* **WHAT NEEDS TO BE DONE**
Reproduce the listing below exactly, minus its pictures.

Excerpts from a figure dataset
○ ○ ○ ○ ○

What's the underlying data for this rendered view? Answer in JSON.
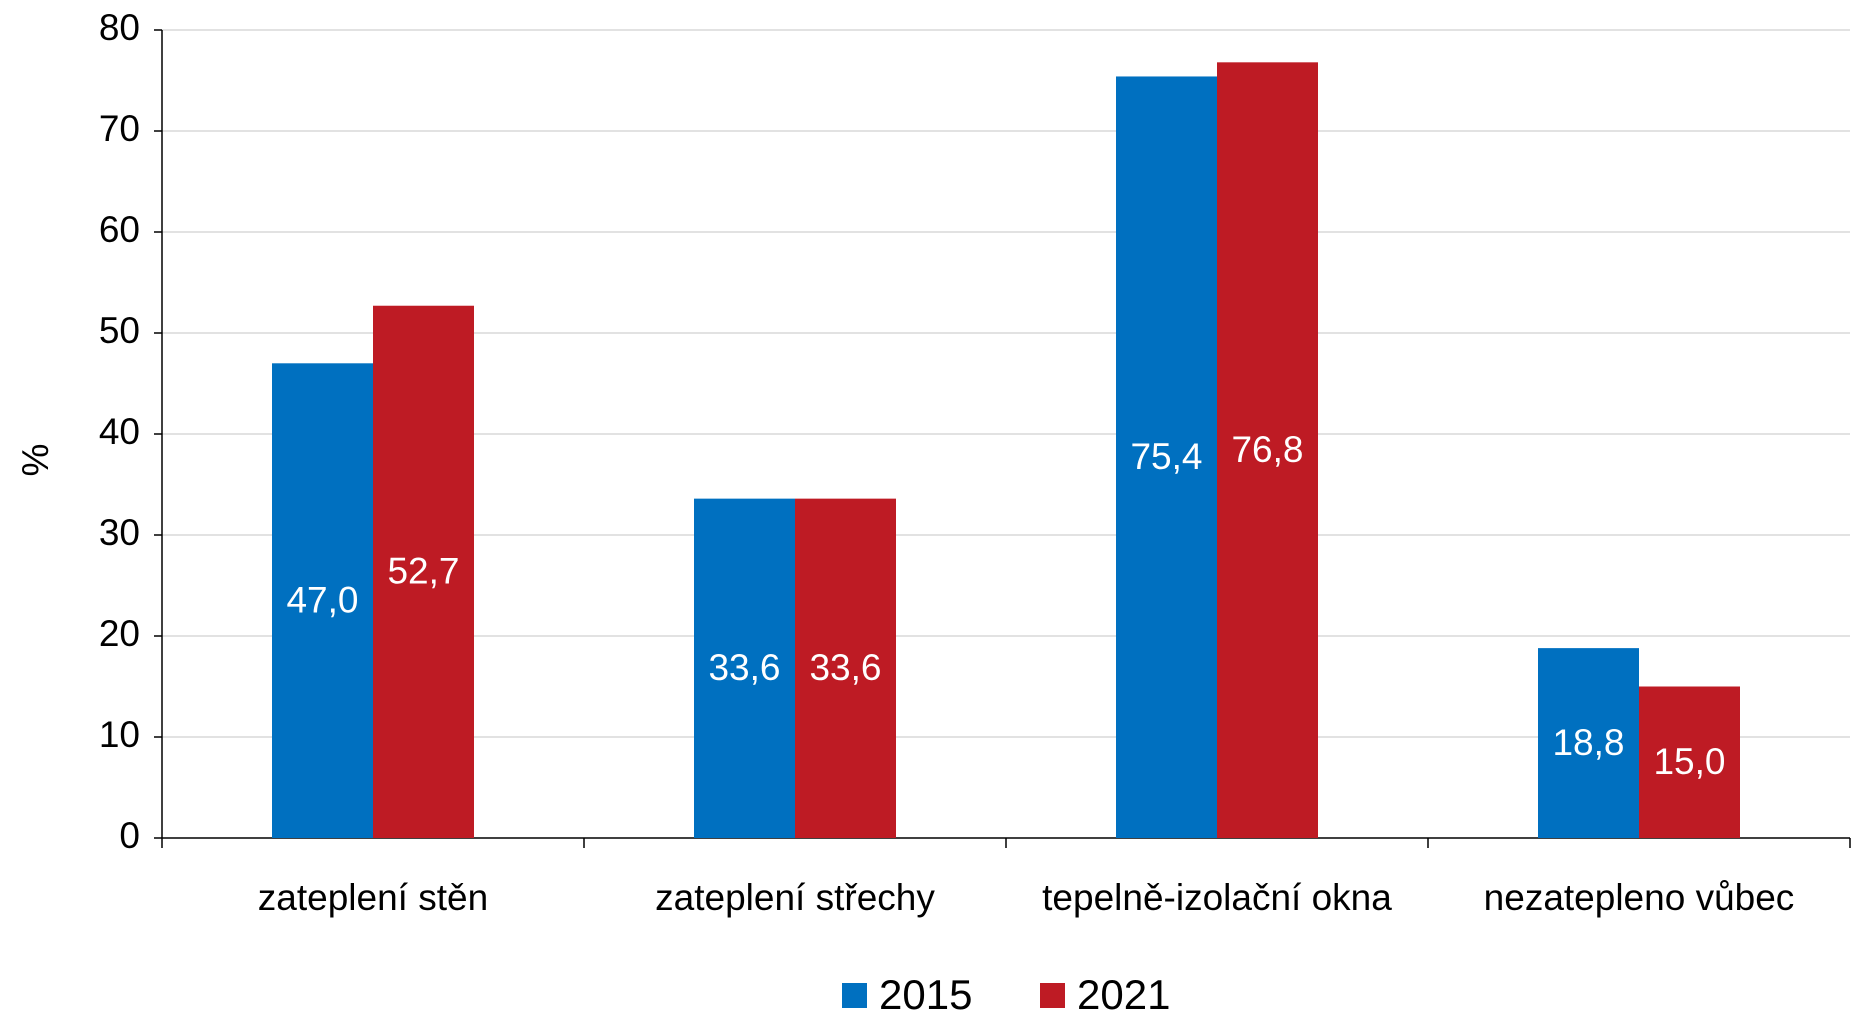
{
  "chart_data": {
    "type": "bar",
    "y_label": "%",
    "categories": [
      "zateplení stěn",
      "zateplení střechy",
      "tepelně-izolační okna",
      "nezatepleno vůbec"
    ],
    "series": [
      {
        "name": "2015",
        "color": "#0070c0",
        "values": [
          47.0,
          33.6,
          75.4,
          18.8
        ],
        "value_labels": [
          "47,0",
          "33,6",
          "75,4",
          "18,8"
        ]
      },
      {
        "name": "2021",
        "color": "#be1b24",
        "values": [
          52.7,
          33.6,
          76.8,
          15.0
        ],
        "value_labels": [
          "52,7",
          "33,6",
          "76,8",
          "15,0"
        ]
      }
    ],
    "ylim": [
      0,
      80
    ],
    "yticks": [
      0,
      10,
      20,
      30,
      40,
      50,
      60,
      70,
      80
    ],
    "grid": true,
    "legend": "bottom"
  }
}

○ ○ ○ ○ ○

* **FULL ANSWER**
What's the underlying data for this rendered view? Answer in JSON.
{
  "chart_data": {
    "type": "bar",
    "y_label": "%",
    "categories": [
      "zateplení stěn",
      "zateplení střechy",
      "tepelně-izolační okna",
      "nezatepleno vůbec"
    ],
    "series": [
      {
        "name": "2015",
        "color": "#0070c0",
        "values": [
          47.0,
          33.6,
          75.4,
          18.8
        ],
        "value_labels": [
          "47,0",
          "33,6",
          "75,4",
          "18,8"
        ]
      },
      {
        "name": "2021",
        "color": "#be1b24",
        "values": [
          52.7,
          33.6,
          76.8,
          15.0
        ],
        "value_labels": [
          "52,7",
          "33,6",
          "76,8",
          "15,0"
        ]
      }
    ],
    "ylim": [
      0,
      80
    ],
    "yticks": [
      0,
      10,
      20,
      30,
      40,
      50,
      60,
      70,
      80
    ],
    "grid": true,
    "legend": "bottom"
  }
}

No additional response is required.